■ WRITTEN EXERCISE:
Output the lines of the records verbatim, from the line containing "List all visible" through the line containing "legend-icon: ▤ bbox=[16, 315, 32, 331]", and leave out the pictures.

■ GIVEN RECORDS:
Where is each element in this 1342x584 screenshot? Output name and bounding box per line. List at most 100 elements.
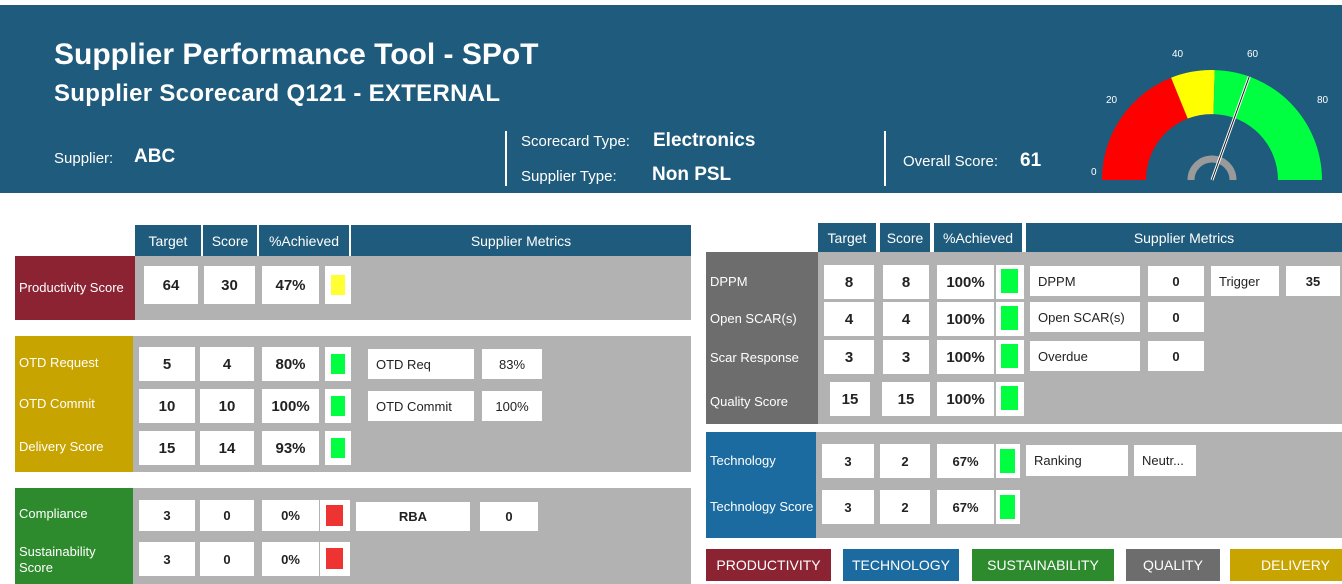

--

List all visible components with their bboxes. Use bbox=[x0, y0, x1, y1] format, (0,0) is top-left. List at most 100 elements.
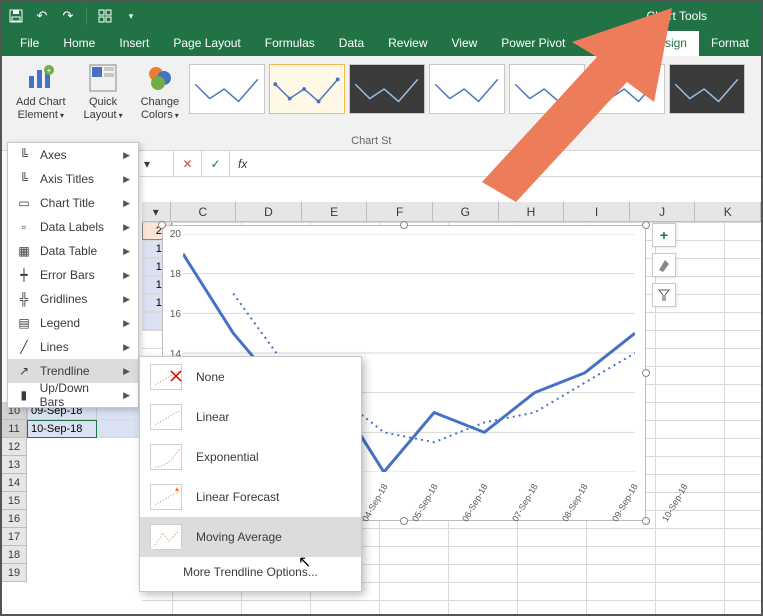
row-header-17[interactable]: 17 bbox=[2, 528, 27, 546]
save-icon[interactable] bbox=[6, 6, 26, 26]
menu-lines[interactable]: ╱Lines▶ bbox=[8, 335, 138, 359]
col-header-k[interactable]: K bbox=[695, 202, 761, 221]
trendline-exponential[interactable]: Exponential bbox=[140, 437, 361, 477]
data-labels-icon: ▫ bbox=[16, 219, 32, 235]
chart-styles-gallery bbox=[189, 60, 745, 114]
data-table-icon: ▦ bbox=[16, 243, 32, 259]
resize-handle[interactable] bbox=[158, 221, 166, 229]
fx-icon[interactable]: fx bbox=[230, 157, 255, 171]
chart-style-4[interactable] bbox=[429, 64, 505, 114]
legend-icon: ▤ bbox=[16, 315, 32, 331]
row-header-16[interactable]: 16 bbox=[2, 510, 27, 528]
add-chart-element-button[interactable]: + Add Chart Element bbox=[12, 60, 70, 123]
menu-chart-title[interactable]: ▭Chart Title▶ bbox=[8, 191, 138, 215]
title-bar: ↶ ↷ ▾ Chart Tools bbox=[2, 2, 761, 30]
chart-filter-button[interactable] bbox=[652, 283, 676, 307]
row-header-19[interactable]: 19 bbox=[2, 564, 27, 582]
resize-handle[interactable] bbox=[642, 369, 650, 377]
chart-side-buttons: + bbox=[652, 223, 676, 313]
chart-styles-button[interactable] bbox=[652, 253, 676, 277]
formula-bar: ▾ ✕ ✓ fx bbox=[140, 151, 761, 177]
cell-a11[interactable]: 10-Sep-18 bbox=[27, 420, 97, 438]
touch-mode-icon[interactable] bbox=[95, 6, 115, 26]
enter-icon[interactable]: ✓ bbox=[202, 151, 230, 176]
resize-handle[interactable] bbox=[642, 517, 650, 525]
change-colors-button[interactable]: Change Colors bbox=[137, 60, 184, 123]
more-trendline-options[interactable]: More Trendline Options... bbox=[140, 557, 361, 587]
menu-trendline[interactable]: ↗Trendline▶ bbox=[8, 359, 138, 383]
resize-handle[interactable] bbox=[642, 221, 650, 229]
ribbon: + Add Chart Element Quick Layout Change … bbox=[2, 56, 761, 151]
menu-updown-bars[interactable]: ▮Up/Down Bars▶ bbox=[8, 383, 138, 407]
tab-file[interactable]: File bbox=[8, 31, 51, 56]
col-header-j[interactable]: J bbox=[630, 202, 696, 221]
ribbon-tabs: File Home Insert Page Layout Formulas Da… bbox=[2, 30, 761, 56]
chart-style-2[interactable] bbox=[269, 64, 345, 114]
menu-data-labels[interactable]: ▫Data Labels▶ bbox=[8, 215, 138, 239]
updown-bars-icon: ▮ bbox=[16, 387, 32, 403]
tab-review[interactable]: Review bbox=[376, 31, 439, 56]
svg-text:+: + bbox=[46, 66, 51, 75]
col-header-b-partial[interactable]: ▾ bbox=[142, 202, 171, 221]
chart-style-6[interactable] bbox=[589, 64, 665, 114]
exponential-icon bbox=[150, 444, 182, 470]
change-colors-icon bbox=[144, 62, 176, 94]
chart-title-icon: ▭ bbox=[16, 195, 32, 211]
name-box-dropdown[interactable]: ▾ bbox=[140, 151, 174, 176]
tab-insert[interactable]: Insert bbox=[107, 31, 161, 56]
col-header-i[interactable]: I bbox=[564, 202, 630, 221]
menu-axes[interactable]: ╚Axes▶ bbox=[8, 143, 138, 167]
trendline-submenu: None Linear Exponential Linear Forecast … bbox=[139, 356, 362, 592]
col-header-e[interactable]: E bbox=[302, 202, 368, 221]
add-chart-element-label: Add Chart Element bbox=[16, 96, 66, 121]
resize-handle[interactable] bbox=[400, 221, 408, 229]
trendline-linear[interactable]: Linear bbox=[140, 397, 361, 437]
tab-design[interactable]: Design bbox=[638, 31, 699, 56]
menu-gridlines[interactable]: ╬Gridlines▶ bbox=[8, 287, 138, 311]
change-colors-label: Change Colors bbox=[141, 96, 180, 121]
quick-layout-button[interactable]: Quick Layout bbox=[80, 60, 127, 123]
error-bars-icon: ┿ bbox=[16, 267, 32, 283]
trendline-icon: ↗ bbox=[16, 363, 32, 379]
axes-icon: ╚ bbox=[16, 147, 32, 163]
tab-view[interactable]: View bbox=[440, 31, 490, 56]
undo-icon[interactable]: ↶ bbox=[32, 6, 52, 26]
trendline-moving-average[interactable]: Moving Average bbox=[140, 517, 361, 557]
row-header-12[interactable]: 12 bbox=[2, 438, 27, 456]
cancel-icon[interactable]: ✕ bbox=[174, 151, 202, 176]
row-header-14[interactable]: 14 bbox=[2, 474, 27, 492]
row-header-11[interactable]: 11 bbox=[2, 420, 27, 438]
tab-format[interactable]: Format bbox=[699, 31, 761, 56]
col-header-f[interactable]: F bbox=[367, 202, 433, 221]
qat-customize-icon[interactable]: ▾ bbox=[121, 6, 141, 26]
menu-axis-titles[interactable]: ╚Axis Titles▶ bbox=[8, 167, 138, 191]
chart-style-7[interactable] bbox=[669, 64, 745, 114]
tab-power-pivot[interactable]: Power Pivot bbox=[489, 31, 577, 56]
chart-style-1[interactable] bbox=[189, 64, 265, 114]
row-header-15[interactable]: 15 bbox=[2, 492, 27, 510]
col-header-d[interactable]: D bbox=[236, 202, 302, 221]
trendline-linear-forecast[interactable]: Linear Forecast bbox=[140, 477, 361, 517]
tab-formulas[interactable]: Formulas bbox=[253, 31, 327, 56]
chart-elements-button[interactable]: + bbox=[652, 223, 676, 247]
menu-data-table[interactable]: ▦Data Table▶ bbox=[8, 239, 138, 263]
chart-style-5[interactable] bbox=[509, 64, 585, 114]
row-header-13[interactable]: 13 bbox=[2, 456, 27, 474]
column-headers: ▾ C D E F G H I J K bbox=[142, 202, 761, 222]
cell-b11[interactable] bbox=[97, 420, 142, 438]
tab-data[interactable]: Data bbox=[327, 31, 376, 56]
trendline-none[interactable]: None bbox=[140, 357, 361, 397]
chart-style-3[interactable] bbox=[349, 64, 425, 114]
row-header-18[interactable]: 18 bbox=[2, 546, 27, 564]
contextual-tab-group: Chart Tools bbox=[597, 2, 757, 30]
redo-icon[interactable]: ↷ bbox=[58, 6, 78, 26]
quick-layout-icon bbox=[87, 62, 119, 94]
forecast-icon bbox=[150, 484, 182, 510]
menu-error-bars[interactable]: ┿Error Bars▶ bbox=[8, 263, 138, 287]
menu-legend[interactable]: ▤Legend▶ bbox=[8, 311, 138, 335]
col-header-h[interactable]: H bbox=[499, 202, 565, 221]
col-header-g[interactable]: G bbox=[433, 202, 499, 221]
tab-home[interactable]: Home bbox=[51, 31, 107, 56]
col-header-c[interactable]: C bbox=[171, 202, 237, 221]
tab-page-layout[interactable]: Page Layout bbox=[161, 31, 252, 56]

■ REPLY TO THE TASK:
List all visible components with their bboxes. Use bbox=[x0, y0, x1, y1] format, (0,0) is top-left. List at most 100 elements.
row-header-17[interactable]: 17 bbox=[2, 528, 27, 546]
save-icon[interactable] bbox=[6, 6, 26, 26]
menu-lines[interactable]: ╱Lines▶ bbox=[8, 335, 138, 359]
col-header-k[interactable]: K bbox=[695, 202, 761, 221]
trendline-exponential[interactable]: Exponential bbox=[140, 437, 361, 477]
data-labels-icon: ▫ bbox=[16, 219, 32, 235]
chart-styles-gallery bbox=[189, 60, 745, 114]
data-table-icon: ▦ bbox=[16, 243, 32, 259]
resize-handle[interactable] bbox=[158, 221, 166, 229]
fx-icon[interactable]: fx bbox=[230, 157, 255, 171]
chart-style-4[interactable] bbox=[429, 64, 505, 114]
legend-icon: ▤ bbox=[16, 315, 32, 331]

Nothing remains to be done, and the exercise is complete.